[Element location listings]
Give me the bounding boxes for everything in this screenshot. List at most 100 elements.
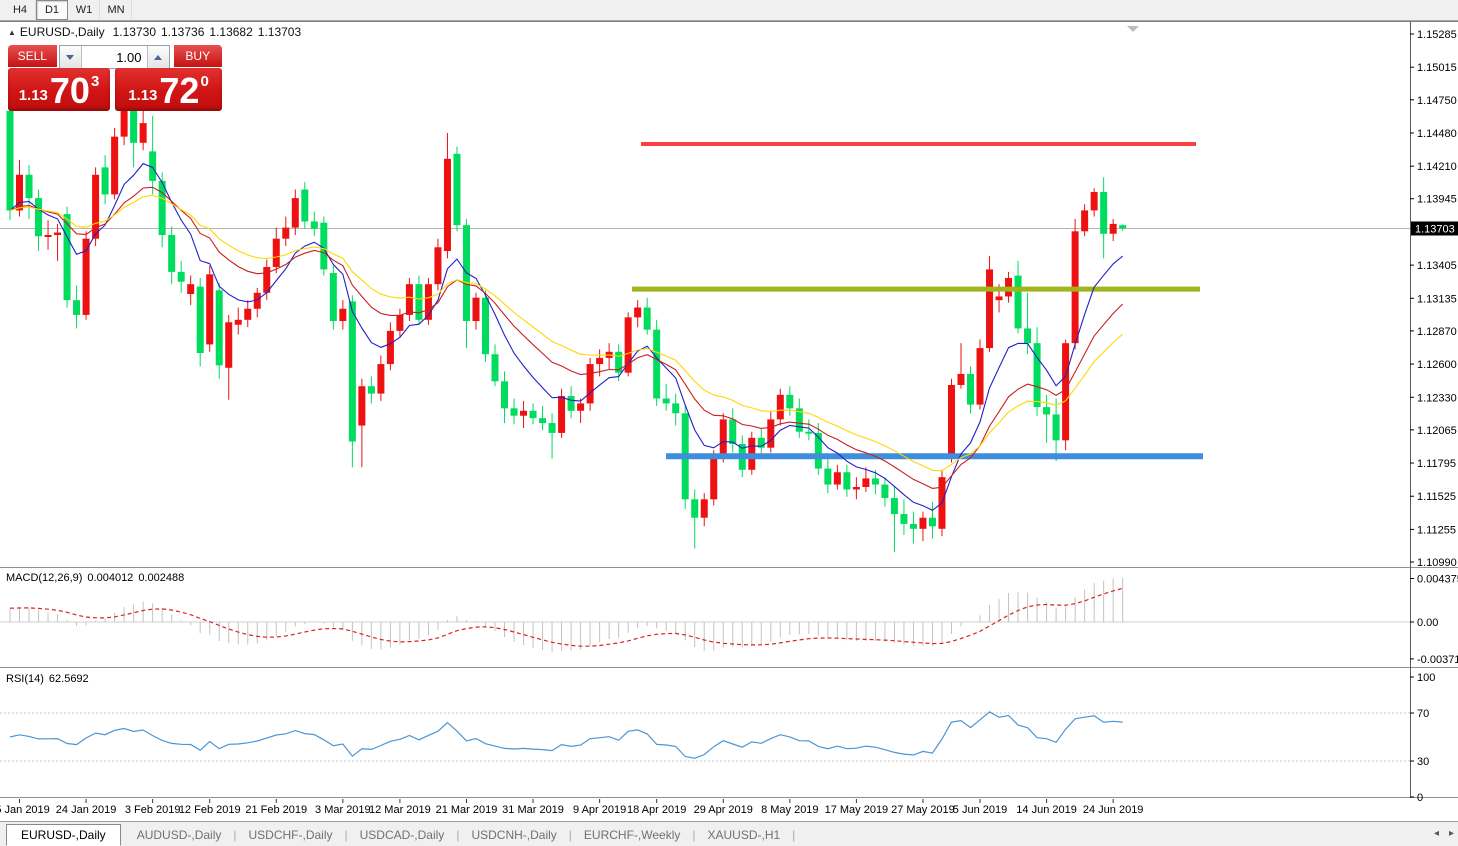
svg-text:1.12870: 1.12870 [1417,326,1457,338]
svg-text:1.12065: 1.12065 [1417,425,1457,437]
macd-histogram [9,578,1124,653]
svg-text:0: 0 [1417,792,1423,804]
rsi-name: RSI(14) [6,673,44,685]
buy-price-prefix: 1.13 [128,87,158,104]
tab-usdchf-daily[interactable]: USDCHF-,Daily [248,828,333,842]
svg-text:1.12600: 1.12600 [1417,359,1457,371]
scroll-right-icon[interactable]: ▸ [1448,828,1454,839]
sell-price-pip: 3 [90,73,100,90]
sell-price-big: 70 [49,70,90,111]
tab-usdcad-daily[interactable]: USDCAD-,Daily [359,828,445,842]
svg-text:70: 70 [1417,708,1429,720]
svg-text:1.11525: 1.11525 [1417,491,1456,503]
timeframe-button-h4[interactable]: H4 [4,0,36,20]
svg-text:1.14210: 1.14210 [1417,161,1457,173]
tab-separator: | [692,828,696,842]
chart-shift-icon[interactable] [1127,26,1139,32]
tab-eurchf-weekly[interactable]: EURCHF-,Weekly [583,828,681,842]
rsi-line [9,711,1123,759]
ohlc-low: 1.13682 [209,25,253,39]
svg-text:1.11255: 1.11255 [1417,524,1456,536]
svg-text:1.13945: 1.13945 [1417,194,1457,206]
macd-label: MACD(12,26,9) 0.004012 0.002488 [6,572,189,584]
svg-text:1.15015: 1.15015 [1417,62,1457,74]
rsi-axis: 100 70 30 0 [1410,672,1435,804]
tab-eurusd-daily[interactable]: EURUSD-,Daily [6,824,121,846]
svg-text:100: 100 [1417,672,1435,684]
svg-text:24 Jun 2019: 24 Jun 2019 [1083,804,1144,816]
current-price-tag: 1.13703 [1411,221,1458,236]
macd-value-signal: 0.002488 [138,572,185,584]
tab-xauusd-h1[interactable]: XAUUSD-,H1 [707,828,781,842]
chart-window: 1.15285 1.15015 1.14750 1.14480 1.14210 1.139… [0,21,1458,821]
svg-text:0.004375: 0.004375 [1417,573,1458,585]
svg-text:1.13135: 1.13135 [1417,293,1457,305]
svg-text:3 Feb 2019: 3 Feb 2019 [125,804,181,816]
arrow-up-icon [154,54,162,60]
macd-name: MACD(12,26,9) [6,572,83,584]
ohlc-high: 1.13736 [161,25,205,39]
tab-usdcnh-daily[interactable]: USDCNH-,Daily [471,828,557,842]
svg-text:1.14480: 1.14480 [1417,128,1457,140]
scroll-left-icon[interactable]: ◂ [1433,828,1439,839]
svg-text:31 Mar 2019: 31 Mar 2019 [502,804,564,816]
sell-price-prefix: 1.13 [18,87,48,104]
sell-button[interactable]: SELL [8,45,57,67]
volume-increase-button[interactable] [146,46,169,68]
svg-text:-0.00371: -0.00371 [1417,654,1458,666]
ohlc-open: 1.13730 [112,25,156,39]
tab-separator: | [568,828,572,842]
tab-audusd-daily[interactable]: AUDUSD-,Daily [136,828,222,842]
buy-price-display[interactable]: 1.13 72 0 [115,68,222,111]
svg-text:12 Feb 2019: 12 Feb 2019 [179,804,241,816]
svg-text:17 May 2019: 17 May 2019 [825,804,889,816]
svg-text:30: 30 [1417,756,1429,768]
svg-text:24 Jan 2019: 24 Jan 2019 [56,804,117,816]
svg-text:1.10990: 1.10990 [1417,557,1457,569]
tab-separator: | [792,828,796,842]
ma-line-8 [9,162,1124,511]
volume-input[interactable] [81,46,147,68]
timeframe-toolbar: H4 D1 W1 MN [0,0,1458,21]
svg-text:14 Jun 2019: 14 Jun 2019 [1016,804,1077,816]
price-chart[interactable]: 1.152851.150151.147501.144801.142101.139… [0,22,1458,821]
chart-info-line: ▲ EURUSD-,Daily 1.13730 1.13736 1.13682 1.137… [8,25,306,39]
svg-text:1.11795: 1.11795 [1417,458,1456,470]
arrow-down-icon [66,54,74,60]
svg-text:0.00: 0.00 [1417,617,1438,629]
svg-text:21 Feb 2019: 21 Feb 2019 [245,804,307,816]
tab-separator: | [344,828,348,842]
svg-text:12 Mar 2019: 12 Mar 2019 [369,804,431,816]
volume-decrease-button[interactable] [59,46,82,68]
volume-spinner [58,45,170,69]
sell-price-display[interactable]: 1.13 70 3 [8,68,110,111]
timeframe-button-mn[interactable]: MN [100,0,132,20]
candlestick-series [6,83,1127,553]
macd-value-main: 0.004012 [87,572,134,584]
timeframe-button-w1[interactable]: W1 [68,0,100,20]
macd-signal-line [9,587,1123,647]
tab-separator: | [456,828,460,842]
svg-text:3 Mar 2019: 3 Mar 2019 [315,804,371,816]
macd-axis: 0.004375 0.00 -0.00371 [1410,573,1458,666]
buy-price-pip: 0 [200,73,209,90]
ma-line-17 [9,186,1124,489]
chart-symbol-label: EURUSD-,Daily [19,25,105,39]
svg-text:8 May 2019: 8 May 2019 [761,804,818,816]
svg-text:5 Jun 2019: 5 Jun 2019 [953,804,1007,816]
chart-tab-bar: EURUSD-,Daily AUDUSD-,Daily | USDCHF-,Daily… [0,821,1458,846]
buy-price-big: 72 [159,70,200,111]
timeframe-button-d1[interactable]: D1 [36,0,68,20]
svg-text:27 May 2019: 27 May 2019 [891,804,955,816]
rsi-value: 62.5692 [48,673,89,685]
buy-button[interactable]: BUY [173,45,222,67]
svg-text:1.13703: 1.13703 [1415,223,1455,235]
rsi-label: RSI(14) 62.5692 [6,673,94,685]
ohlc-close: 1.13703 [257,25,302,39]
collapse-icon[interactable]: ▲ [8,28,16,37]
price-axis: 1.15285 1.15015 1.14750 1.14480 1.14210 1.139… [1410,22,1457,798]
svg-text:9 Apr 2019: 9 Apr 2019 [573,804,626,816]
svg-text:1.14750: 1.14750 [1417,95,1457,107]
---
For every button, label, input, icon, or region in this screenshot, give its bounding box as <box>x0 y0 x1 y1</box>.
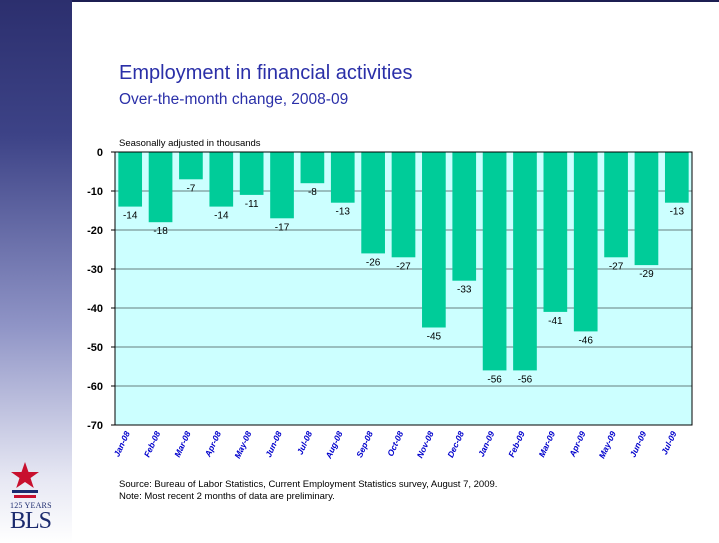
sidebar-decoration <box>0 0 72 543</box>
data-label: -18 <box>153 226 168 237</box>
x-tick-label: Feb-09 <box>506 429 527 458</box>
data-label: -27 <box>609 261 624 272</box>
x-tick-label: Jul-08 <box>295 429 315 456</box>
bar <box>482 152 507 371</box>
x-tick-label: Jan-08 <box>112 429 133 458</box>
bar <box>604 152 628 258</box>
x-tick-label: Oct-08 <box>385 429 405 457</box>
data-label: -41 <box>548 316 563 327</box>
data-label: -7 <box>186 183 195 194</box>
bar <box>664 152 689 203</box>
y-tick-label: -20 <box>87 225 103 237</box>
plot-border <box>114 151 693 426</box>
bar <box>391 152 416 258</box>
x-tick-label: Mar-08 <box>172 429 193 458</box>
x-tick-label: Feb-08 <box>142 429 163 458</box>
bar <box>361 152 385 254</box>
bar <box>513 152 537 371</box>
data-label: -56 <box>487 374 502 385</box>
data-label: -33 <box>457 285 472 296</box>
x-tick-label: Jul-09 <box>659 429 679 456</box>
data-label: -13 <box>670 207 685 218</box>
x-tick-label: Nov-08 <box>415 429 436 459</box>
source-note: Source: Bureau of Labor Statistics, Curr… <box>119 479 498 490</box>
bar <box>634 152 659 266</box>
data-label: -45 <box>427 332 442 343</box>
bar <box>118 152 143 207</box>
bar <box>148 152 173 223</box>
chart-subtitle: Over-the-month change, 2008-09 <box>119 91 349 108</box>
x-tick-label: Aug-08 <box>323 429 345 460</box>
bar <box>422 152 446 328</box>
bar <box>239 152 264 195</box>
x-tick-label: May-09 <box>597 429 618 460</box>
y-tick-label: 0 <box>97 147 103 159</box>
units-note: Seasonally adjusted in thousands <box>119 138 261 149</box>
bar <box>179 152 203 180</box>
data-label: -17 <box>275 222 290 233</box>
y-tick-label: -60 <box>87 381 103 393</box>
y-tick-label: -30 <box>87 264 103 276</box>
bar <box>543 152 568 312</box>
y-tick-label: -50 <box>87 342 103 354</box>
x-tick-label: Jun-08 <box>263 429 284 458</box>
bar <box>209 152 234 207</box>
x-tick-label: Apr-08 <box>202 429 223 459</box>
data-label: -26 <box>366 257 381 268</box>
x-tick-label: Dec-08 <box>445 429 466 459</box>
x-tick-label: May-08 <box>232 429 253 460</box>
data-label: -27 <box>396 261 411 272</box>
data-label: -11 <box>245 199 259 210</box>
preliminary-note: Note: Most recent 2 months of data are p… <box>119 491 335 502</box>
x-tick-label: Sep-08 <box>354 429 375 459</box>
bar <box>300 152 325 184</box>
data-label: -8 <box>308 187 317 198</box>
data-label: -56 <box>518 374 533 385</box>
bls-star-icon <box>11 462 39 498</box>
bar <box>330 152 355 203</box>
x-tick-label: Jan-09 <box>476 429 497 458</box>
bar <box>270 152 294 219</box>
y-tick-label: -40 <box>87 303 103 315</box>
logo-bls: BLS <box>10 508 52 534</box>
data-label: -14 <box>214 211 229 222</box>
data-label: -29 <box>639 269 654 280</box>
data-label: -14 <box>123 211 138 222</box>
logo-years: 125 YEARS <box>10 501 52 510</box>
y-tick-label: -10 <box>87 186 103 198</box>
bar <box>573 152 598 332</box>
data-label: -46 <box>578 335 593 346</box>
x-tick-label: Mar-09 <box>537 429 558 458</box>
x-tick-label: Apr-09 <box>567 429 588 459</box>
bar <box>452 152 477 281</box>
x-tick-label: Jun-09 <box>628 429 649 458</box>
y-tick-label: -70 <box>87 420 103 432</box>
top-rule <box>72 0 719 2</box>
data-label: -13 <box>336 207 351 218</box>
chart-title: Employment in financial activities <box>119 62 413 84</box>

**PROBLEM STATEMENT:**
Output again, exactly and in order, the items from the line containing "svg-text:1.12870: 1.12870 [1417,326,1457,338]" through the line containing "svg-text:1.12600: 1.12600 [1417,359,1457,371]", both included.

**THE OUTPUT:**
svg-text:1.12870: 1.12870 [1417,326,1457,338]
svg-text:1.12065: 1.12065 [1417,425,1457,437]
macd-histogram [9,578,1124,653]
svg-text:0: 0 [1417,792,1423,804]
rsi-name: RSI(14) [6,673,44,685]
buy-price-prefix: 1.13 [128,87,158,104]
tab-usdchf-daily[interactable]: USDCHF-,Daily [248,828,333,842]
svg-text:1.12600: 1.12600 [1417,359,1457,371]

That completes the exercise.